Requirement A:
In the message, within how many years does the writer expect a single ISO standard with all the desired properties to appear?
Requirement B:
Reproduce the passage of the message starting with "I would regard" and going on through "adopted by us.".

Passage:
----
RE: General policy

> So, has everybody on this list agreed that
>  
>         we should provide a single universal encoding of text usable
> 	by (almost) all existing protocols so that we do not have to
> 	extend all the protocols
Not so fast.....
I would regard the "right way" to recognize that the IETF is NOT the
world's greatest expert body on character sets, and behave accordingly.
We *are* (in my completely fair and unbiased opinion :-) the world's greatest
experts in making workable agreements for communication over computer
networks.

This means that:

- We should keep our minds open for, and expect to see within the next
  10 years, a single standard blessed by ISO that has all the properties
  that we desire, and should be adopted by us.

- We should do whatever we need to do to get things to work in the meantime.

I've got an idea that this requires our protocols to do character set
*labelling*, and that character set *switching* may not be required,
since there should be only approximately 4 things to label:

- US-ASCII
- ISO 8859-1 (and other temporary, traditional means like 2022-jp)
----
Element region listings

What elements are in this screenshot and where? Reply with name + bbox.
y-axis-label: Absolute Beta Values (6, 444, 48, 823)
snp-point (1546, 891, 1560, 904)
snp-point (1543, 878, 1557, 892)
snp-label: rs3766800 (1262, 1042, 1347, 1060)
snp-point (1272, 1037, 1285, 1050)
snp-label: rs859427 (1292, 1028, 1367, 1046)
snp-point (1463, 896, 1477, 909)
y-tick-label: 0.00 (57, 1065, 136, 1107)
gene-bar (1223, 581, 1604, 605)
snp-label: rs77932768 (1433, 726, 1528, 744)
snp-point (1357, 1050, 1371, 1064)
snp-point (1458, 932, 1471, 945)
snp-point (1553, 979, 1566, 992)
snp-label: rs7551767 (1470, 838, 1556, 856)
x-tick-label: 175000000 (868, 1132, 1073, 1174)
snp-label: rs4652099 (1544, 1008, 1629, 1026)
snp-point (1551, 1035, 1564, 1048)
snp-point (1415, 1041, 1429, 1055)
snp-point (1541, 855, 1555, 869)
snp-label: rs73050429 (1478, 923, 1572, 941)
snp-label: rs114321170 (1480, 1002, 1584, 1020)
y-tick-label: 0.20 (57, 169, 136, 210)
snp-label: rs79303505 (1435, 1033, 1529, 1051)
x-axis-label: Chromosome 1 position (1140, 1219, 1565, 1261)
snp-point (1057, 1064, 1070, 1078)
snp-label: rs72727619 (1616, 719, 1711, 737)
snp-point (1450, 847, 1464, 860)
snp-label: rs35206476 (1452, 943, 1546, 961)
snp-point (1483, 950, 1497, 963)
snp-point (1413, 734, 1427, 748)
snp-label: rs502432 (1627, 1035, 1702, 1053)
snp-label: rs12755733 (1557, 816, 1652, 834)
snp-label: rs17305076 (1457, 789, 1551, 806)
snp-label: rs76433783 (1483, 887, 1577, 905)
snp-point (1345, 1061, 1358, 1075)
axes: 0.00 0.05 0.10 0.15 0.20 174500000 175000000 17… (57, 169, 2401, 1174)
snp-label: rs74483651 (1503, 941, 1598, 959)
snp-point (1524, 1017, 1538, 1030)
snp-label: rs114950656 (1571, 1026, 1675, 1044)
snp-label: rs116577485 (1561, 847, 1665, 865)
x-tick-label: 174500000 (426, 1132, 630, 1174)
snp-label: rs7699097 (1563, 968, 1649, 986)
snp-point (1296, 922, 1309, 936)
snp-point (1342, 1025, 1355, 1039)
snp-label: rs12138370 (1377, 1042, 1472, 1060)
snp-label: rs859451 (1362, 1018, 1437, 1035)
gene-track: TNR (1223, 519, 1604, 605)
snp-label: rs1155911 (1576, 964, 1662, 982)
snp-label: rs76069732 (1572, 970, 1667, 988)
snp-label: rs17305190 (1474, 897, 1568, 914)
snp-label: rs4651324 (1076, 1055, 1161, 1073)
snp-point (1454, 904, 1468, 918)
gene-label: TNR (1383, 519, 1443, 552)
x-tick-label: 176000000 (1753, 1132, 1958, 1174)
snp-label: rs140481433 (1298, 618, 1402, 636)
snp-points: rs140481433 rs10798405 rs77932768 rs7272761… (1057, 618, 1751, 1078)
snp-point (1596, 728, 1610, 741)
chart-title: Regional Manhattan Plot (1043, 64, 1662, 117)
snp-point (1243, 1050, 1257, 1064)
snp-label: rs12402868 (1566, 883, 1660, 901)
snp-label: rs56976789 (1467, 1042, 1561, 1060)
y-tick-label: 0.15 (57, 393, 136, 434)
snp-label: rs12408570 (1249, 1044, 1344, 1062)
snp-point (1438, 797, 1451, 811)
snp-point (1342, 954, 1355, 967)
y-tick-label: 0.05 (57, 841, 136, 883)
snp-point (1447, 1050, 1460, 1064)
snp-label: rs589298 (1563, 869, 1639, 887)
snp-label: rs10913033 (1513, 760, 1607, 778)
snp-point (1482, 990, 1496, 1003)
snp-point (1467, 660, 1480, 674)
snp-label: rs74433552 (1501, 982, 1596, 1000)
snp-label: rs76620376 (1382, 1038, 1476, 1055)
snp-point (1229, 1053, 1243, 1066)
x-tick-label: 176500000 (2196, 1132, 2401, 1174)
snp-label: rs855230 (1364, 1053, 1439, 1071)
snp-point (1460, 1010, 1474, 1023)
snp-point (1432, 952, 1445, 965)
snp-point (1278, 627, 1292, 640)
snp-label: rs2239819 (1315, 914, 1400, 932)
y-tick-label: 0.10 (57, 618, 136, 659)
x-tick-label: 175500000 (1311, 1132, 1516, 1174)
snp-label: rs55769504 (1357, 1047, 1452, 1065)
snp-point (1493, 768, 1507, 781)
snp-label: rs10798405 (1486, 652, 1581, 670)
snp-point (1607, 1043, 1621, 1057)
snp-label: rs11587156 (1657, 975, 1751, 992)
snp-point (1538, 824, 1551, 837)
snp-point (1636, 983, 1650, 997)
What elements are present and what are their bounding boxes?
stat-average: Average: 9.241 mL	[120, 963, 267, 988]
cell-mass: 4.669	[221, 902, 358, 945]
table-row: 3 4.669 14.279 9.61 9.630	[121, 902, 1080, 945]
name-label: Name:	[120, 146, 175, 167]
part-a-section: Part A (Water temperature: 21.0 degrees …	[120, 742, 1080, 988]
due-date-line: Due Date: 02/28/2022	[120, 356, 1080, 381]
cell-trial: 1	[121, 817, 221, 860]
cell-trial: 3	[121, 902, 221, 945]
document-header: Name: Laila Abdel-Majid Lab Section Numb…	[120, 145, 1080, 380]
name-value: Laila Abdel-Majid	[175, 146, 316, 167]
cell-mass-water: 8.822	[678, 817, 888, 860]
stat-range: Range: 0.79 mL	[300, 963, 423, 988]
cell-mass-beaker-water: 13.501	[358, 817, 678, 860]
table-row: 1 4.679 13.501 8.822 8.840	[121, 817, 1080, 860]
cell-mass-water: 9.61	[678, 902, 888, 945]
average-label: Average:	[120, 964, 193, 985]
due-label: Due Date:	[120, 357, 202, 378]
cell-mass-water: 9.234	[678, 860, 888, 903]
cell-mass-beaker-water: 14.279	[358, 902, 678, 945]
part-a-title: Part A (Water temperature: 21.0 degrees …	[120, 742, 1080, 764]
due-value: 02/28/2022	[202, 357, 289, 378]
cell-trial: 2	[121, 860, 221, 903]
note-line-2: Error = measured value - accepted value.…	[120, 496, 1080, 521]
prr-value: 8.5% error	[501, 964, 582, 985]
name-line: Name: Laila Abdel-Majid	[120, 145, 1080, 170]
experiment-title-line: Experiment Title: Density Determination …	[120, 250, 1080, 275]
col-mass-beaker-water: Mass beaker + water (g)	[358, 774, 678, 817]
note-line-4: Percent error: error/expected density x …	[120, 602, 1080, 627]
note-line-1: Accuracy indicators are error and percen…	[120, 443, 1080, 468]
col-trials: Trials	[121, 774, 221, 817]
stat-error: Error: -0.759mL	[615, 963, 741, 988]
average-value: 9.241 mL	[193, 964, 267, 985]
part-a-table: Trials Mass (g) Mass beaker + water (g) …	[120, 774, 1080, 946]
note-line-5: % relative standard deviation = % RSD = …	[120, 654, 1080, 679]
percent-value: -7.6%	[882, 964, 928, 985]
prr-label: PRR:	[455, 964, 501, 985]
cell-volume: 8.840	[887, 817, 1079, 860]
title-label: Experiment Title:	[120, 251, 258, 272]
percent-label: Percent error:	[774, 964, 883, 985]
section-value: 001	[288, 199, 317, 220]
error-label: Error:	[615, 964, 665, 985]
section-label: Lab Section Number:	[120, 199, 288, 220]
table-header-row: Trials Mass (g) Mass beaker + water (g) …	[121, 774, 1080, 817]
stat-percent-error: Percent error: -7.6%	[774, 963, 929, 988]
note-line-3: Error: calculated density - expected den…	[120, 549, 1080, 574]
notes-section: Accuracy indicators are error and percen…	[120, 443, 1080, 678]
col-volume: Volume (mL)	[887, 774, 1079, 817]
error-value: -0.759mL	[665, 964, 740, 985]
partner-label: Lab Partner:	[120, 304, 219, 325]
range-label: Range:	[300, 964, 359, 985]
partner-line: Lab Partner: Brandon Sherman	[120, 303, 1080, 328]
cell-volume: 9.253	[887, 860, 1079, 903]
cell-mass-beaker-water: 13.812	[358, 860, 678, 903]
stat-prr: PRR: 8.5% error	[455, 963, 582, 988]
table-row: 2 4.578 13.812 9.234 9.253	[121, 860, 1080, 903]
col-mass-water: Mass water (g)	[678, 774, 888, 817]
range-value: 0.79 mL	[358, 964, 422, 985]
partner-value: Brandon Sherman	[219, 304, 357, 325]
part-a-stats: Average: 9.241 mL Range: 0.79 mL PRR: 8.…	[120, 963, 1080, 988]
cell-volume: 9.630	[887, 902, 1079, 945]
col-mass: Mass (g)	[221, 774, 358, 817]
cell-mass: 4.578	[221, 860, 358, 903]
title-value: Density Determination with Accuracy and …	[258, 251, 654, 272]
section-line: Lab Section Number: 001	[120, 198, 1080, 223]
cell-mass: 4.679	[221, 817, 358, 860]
----
Correct output A:
Within the next 10 years.

Correct output B:
I would regard the "right way" to recognize that the IETF is NOT the
world's greatest expert body on character sets, and behave accordingly.
We *are* (in my completely fair and unbiased opinion :-) the world's greatest
experts in making workable agreements for communication over computer
networks.

This means that:

- We should keep our minds open for, and expect to see within the next
  10 years, a single standard blessed by ISO that has all the properties
  that we desire, and should be adopted by us.